* [WORK TO BE COMPLETED] Make an exact copy of the records, dropping all pictures.

* [SUPPLIED MATERIAL]
----------------------------------------

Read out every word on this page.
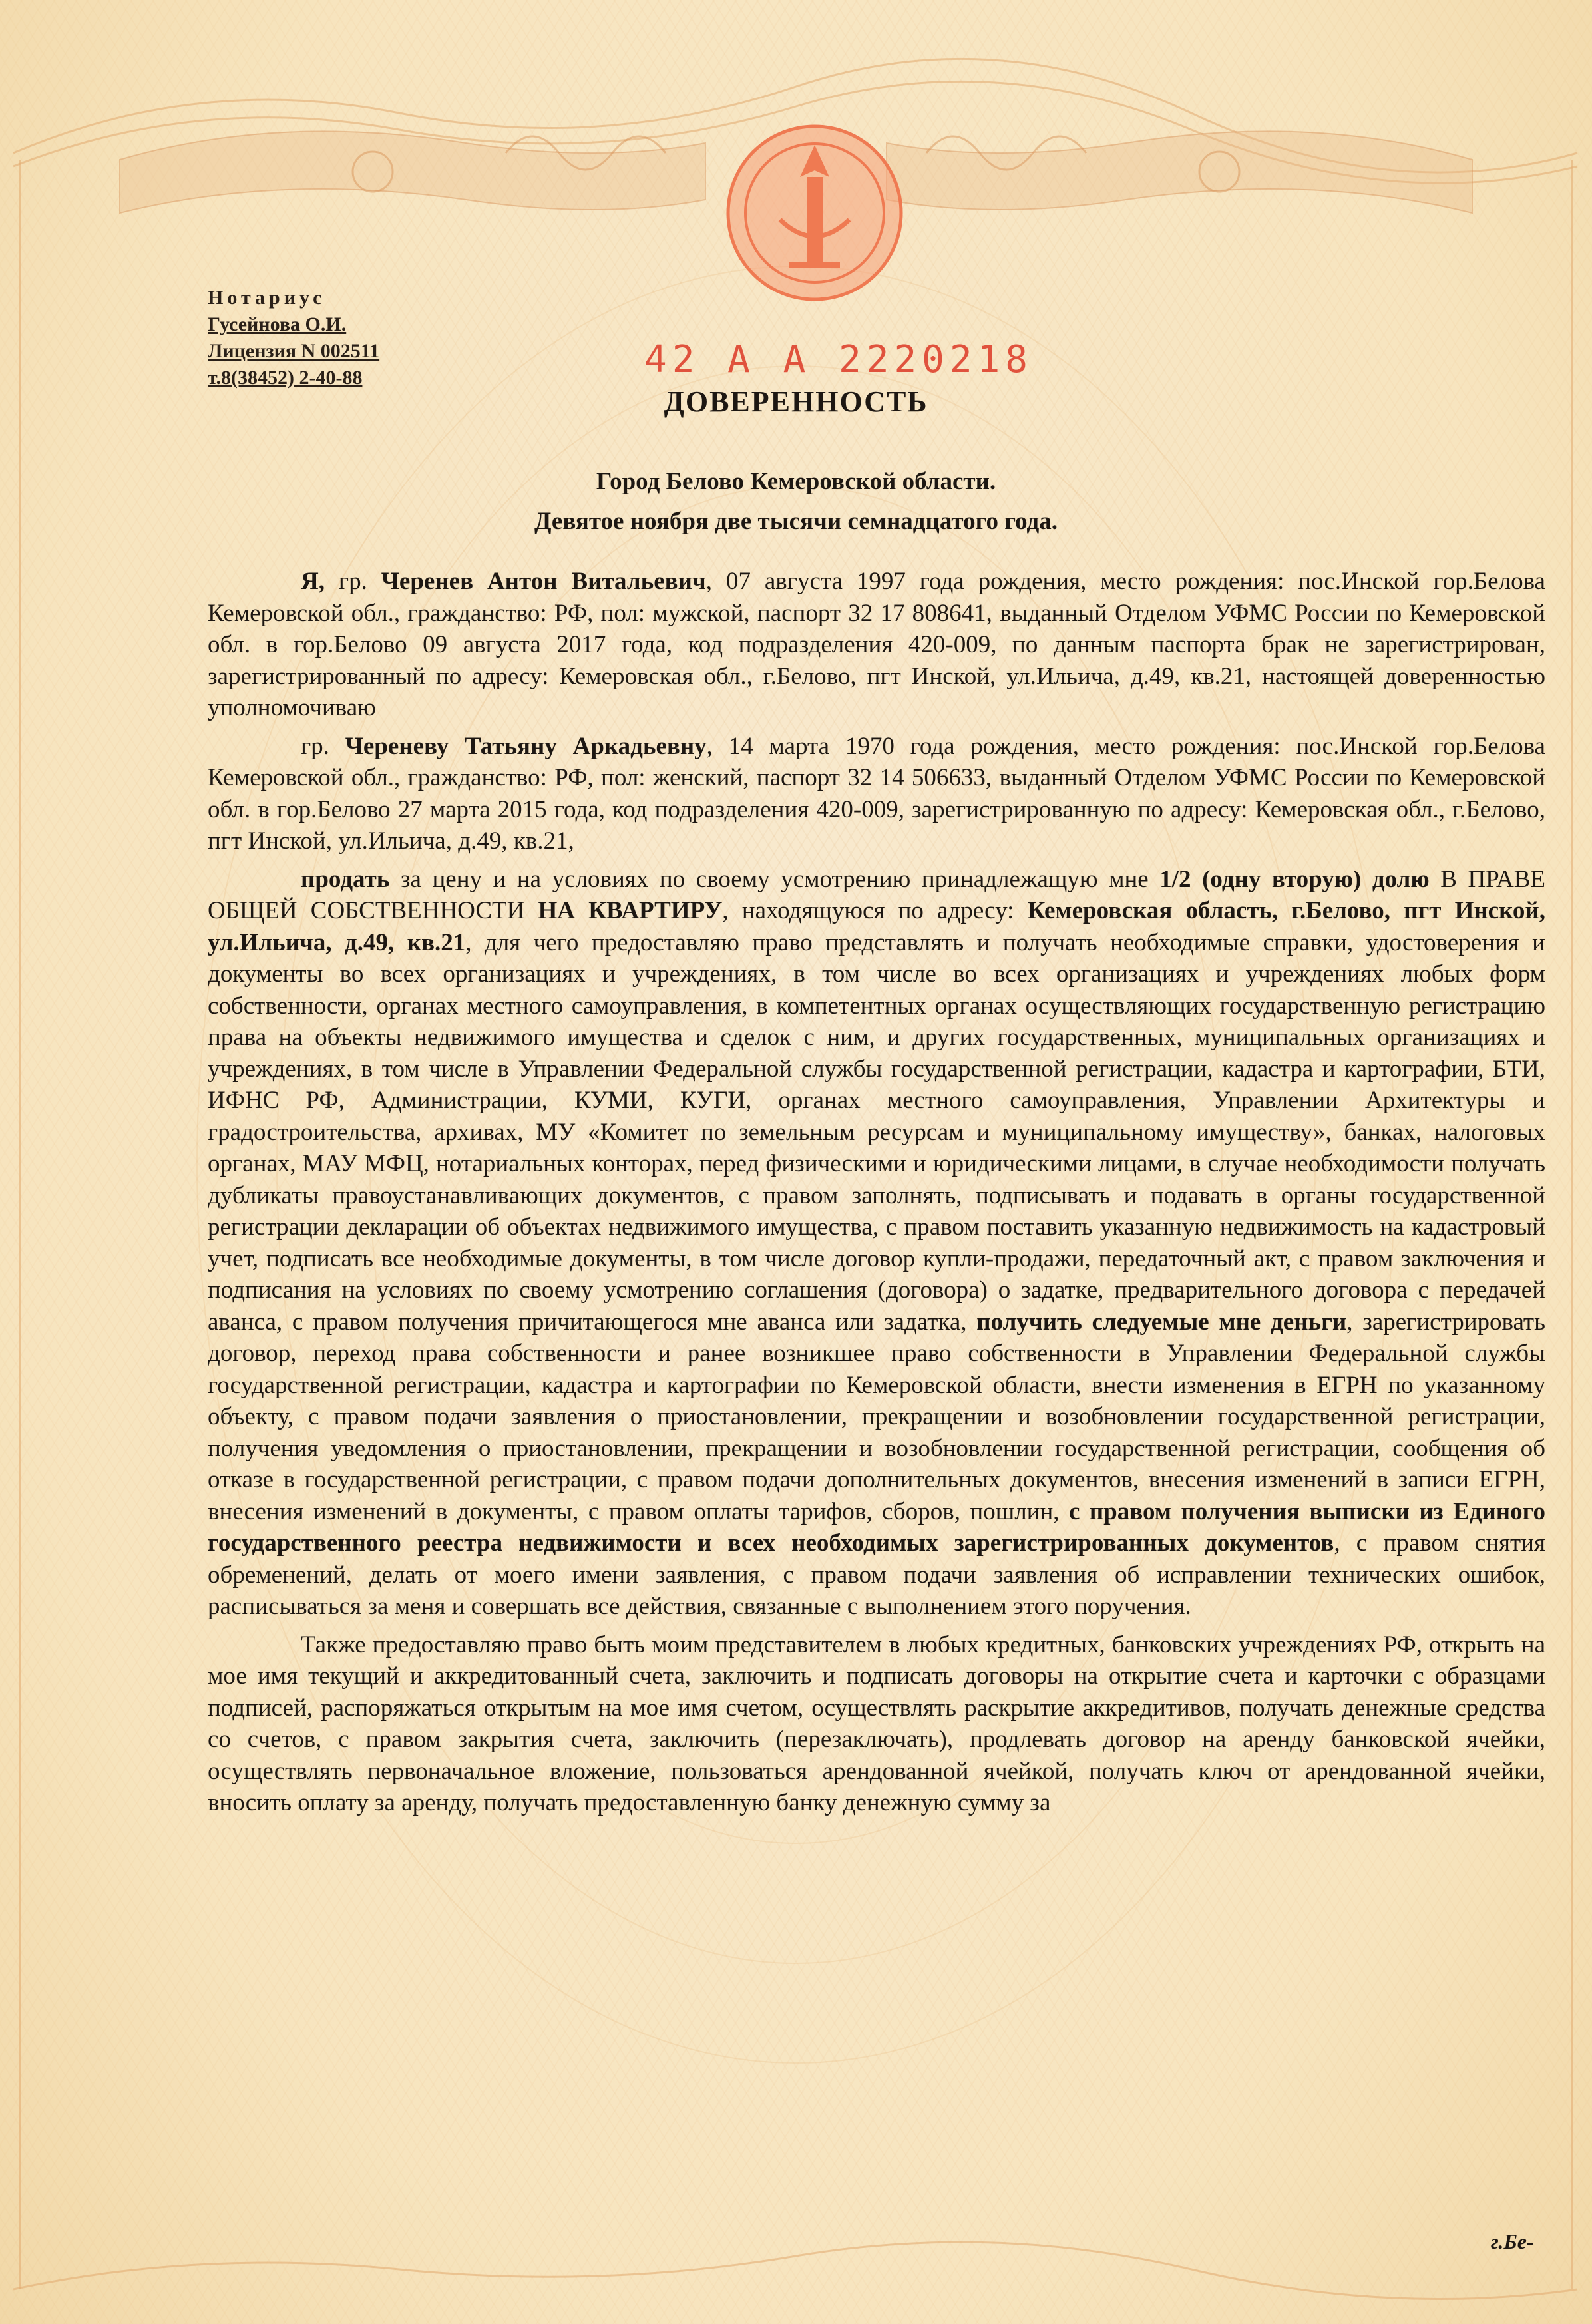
Нотариус
Гусейнова О.И.
Лицензия N 002511
т.8(38452) 2-40-88	42 А А 2220218
ДОВЕРЕННОСТЬ
Город Белово Кемеровской области.
Девятое ноября две тысячи семнадцатого года.

Я, гр. Черенев Антон Витальевич, 07 августа 1997 года рождения, место рождения: пос.Инской гор.Белова Кемеровской обл., гражданство: РФ, пол: мужской, паспорт 32 17 808641, выданный Отделом УФМС России по Кемеровской обл. в гор.Белово 09 августа 2017 года, код подразделения 420-009, по данным паспорта брак не зарегистрирован, зарегистрированный по адресу: Кемеровская обл., г.Белово, пгт Инской, ул.Ильича, д.49, кв.21, настоящей доверенностью уполномочиваю

гр. Череневу Татьяну Аркадьевну, 14 марта 1970 года рождения, место рождения: пос.Инской гор.Белова Кемеровской обл., гражданство: РФ, пол: женский, паспорт 32 14 506633, выданный Отделом УФМС России по Кемеровской обл. в гор.Белово 27 марта 2015 года, код подразделения 420-009, зарегистрированную по адресу: Кемеровская обл., г.Белово, пгт Инской, ул.Ильича, д.49, кв.21,

продать за цену и на условиях по своему усмотрению принадлежащую мне 1/2 (одну вторую) долю В ПРАВЕ ОБЩЕЙ СОБСТВЕННОСТИ НА КВАРТИРУ, находящуюся по адресу: Кемеровская область, г.Белово, пгт Инской, ул.Ильича, д.49, кв.21, для чего предоставляю право представлять и получать необходимые справки, удостоверения и документы во всех организациях и учреждениях, в том числе во всех организациях и учреждениях любых форм собственности, органах местного самоуправления, в компетентных органах осуществляющих государственную регистрацию права на объекты недвижимого имущества и сделок с ним, и других государственных, муниципальных организациях и учреждениях, в том числе в Управлении Федеральной службы государственной регистрации, кадастра и картографии, БТИ, ИФНС РФ, Администрации, КУМИ, КУГИ, органах местного самоуправления, Управлении Архитектуры и градостроительства, архивах, МУ «Комитет по земельным ресурсам и муниципальному имуществу», банках, налоговых органах, МАУ МФЦ, нотариальных конторах, перед физическими и юридическими лицами, в случае необходимости получать дубликаты правоустанавливающих документов, с правом заполнять, подписывать и подавать в органы государственной регистрации декларации об объектах недвижимого имущества, с правом поставить указанную недвижимость на кадастровый учет, подписать все необходимые документы, в том числе договор купли-продажи, передаточный акт, с правом заключения и подписания на условиях по своему усмотрению соглашения (договора) о задатке, предварительного договора с передачей аванса, с правом получения причитающегося мне аванса или задатка, получить следуемые мне деньги, зарегистрировать договор, переход права собственности и ранее возникшее право собственности в Управлении Федеральной службы государственной регистрации, кадастра и картографии по Кемеровской области, внести изменения в ЕГРН по указанному объекту, с правом подачи заявления о приостановлении, прекращении и возобновлении государственной регистрации, получения уведомления о приостановлении, прекращении и возобновлении государственной регистрации, сообщения об отказе в государственной регистрации, с правом подачи дополнительных документов, внесения изменений в записи ЕГРН, внесения изменений в документы, с правом оплаты тарифов, сборов, пошлин, с правом получения выписки из Единого государственного реестра недвижимости и всех необходимых зарегистрированных документов, с правом снятия обременений, делать от моего имени заявления, с правом подачи заявления об исправлении технических ошибок, расписываться за меня и совершать все действия, связанные с выполнением этого поручения.

Также предоставляю право быть моим представителем в любых кредитных, банковских учреждениях РФ, открыть на мое имя текущий и аккредитованный счета, заключить и подписать договоры на открытие счета и карточки с образцами подписей, распоряжаться открытым на мое имя счетом, осуществлять раскрытие аккредитивов, получать денежные средства со счетов, с правом закрытия счета, заключить (перезаключать), продлевать договор на аренду банковской ячейки, осуществлять первоначальное вложение, пользоваться арендованной ячейкой, получать ключ от арендованной ячейки, вносить оплату за аренду, получать предоставленную банку денежную сумму за

г.Бе-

----------------------------------------

* [RESULT OF THE TASK]
Read out every word on this page.
Нотариус
Гусейнова О.И.
Лицензия N 002511
т.8(38452) 2-40-88	42 А А 2220218
ДОВЕРЕННОСТЬ
Город Белово Кемеровской области.
Девятое ноября две тысячи семнадцатого года.

Я, гр. Черенев Антон Витальевич, 07 августа 1997 года рождения, место рождения: пос.Инской гор.Белова Кемеровской обл., гражданство: РФ, пол: мужской, паспорт 32 17 808641, выданный Отделом УФМС России по Кемеровской обл. в гор.Белово 09 августа 2017 года, код подразделения 420-009, по данным паспорта брак не зарегистрирован, зарегистрированный по адресу: Кемеровская обл., г.Белово, пгт Инской, ул.Ильича, д.49, кв.21, настоящей доверенностью уполномочиваю

гр. Череневу Татьяну Аркадьевну, 14 марта 1970 года рождения, место рождения: пос.Инской гор.Белова Кемеровской обл., гражданство: РФ, пол: женский, паспорт 32 14 506633, выданный Отделом УФМС России по Кемеровской обл. в гор.Белово 27 марта 2015 года, код подразделения 420-009, зарегистрированную по адресу: Кемеровская обл., г.Белово, пгт Инской, ул.Ильича, д.49, кв.21,

продать за цену и на условиях по своему усмотрению принадлежащую мне 1/2 (одну вторую) долю В ПРАВЕ ОБЩЕЙ СОБСТВЕННОСТИ НА КВАРТИРУ, находящуюся по адресу: Кемеровская область, г.Белово, пгт Инской, ул.Ильича, д.49, кв.21, для чего предоставляю право представлять и получать необходимые справки, удостоверения и документы во всех организациях и учреждениях, в том числе во всех организациях и учреждениях любых форм собственности, органах местного самоуправления, в компетентных органах осуществляющих государственную регистрацию права на объекты недвижимого имущества и сделок с ним, и других государственных, муниципальных организациях и учреждениях, в том числе в Управлении Федеральной службы государственной регистрации, кадастра и картографии, БТИ, ИФНС РФ, Администрации, КУМИ, КУГИ, органах местного самоуправления, Управлении Архитектуры и градостроительства, архивах, МУ «Комитет по земельным ресурсам и муниципальному имуществу», банках, налоговых органах, МАУ МФЦ, нотариальных конторах, перед физическими и юридическими лицами, в случае необходимости получать дубликаты правоустанавливающих документов, с правом заполнять, подписывать и подавать в органы государственной регистрации декларации об объектах недвижимого имущества, с правом поставить указанную недвижимость на кадастровый учет, подписать все необходимые документы, в том числе договор купли-продажи, передаточный акт, с правом заключения и подписания на условиях по своему усмотрению соглашения (договора) о задатке, предварительного договора с передачей аванса, с правом получения причитающегося мне аванса или задатка, получить следуемые мне деньги, зарегистрировать договор, переход права собственности и ранее возникшее право собственности в Управлении Федеральной службы государственной регистрации, кадастра и картографии по Кемеровской области, внести изменения в ЕГРН по указанному объекту, с правом подачи заявления о приостановлении, прекращении и возобновлении государственной регистрации, получения уведомления о приостановлении, прекращении и возобновлении государственной регистрации, сообщения об отказе в государственной регистрации, с правом подачи дополнительных документов, внесения изменений в записи ЕГРН, внесения изменений в документы, с правом оплаты тарифов, сборов, пошлин, с правом получения выписки из Единого государственного реестра недвижимости и всех необходимых зарегистрированных документов, с правом снятия обременений, делать от моего имени заявления, с правом подачи заявления об исправлении технических ошибок, расписываться за меня и совершать все действия, связанные с выполнением этого поручения.

Также предоставляю право быть моим представителем в любых кредитных, банковских учреждениях РФ, открыть на мое имя текущий и аккредитованный счета, заключить и подписать договоры на открытие счета и карточки с образцами подписей, распоряжаться открытым на мое имя счетом, осуществлять раскрытие аккредитивов, получать денежные средства со счетов, с правом закрытия счета, заключить (перезаключать), продлевать договор на аренду банковской ячейки, осуществлять первоначальное вложение, пользоваться арендованной ячейкой, получать ключ от арендованной ячейки, вносить оплату за аренду, получать предоставленную банку денежную сумму за

г.Бе-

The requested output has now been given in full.